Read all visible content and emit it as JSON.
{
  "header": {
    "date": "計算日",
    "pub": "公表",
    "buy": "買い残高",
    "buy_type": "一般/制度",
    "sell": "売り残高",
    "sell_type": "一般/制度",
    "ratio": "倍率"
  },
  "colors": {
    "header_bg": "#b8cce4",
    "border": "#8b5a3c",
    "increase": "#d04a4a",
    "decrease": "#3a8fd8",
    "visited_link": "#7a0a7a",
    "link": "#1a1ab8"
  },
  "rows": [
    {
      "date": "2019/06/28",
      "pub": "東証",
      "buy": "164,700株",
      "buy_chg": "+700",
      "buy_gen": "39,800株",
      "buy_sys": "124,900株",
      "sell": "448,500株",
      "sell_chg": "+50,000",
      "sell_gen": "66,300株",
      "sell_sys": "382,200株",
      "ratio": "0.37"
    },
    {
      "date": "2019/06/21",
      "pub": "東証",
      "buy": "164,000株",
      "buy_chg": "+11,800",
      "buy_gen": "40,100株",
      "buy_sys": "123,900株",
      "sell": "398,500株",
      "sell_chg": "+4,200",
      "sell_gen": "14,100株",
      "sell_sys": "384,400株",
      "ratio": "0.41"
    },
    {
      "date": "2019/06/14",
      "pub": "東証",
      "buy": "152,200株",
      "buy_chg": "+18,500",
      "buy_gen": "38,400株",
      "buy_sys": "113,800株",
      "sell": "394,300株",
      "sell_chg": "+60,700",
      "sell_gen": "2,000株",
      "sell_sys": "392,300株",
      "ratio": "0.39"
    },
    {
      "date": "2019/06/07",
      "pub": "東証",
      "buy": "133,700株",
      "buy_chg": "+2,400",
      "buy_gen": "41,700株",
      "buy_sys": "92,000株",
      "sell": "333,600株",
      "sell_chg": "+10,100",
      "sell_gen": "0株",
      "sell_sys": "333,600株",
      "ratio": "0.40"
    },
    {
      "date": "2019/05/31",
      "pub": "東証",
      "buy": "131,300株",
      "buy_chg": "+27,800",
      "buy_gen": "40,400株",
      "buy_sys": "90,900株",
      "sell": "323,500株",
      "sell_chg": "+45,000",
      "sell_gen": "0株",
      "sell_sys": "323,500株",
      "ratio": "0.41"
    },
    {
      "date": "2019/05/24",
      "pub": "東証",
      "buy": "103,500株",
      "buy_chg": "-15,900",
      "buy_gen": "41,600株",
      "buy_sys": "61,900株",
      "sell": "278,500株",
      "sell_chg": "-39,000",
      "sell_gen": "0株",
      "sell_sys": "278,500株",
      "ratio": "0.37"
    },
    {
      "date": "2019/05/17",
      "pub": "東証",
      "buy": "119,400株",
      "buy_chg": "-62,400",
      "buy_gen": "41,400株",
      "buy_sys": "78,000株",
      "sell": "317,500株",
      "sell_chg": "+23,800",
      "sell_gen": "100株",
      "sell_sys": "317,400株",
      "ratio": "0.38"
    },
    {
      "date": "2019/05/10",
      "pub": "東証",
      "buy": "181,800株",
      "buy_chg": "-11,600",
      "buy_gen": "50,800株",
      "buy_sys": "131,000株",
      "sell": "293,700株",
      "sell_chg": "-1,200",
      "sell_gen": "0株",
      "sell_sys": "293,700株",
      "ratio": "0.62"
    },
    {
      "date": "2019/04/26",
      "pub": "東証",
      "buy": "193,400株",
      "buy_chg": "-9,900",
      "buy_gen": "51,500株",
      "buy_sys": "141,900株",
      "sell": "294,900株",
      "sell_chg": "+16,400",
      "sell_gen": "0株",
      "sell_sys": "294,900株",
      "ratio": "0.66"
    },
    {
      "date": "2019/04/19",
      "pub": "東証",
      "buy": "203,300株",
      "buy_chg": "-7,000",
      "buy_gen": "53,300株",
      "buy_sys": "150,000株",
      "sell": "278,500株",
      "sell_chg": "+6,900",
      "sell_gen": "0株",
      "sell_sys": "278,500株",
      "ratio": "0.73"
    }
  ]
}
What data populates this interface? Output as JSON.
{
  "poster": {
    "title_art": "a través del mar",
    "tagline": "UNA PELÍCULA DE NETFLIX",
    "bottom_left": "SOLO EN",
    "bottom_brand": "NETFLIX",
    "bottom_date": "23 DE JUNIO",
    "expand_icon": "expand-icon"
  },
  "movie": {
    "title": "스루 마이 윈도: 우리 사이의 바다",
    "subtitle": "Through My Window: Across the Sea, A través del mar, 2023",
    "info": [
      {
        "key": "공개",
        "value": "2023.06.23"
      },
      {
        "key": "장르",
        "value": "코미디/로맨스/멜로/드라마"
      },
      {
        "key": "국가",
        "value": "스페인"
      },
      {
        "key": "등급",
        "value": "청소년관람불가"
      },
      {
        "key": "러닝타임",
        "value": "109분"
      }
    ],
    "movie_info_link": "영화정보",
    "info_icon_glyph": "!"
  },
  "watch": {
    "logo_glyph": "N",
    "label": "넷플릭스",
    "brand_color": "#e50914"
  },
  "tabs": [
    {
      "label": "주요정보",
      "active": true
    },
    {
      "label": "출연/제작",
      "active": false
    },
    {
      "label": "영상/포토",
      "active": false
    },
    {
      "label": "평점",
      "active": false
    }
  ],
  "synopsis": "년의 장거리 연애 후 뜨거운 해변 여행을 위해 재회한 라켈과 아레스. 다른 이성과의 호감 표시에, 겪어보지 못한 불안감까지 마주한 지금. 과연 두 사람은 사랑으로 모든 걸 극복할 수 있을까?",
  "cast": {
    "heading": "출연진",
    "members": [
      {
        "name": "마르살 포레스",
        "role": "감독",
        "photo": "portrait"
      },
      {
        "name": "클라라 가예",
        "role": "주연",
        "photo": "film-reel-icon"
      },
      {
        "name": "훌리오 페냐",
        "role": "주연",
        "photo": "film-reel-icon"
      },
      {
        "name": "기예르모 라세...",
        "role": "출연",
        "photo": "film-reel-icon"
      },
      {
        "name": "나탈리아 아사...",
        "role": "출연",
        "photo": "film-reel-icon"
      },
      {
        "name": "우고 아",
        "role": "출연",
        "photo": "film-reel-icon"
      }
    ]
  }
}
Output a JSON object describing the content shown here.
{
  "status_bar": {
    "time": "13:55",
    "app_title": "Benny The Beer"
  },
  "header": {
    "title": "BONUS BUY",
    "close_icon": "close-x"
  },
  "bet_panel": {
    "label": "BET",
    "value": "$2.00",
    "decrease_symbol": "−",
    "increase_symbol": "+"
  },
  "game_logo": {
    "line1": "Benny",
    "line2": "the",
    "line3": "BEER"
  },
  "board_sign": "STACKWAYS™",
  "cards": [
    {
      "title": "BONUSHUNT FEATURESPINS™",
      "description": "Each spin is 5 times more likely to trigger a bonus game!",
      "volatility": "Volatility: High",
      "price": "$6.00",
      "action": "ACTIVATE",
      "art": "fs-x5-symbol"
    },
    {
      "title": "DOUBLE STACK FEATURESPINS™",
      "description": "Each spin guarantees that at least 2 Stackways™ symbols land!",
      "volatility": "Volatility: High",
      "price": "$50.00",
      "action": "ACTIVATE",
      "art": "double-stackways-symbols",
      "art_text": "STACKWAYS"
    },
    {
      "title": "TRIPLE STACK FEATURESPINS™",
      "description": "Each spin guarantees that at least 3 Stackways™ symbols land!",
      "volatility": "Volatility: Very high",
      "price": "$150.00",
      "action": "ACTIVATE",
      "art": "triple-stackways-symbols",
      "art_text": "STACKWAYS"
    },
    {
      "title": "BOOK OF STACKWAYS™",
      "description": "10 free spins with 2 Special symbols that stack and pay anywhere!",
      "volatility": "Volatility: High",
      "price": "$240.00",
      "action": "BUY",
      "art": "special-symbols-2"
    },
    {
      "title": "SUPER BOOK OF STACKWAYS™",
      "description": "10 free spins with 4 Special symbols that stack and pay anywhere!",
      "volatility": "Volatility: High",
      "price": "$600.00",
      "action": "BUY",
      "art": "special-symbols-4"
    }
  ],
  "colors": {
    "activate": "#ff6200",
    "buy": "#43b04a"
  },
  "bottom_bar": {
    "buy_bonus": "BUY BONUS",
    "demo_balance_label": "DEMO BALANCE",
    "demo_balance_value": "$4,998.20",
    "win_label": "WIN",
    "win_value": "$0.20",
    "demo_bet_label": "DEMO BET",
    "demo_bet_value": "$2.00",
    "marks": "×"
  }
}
* * *
# [Stated problem]
Looking at the records above, work out how many lines include the string "free". Give the number and nothing else.

# [Response to the task]
2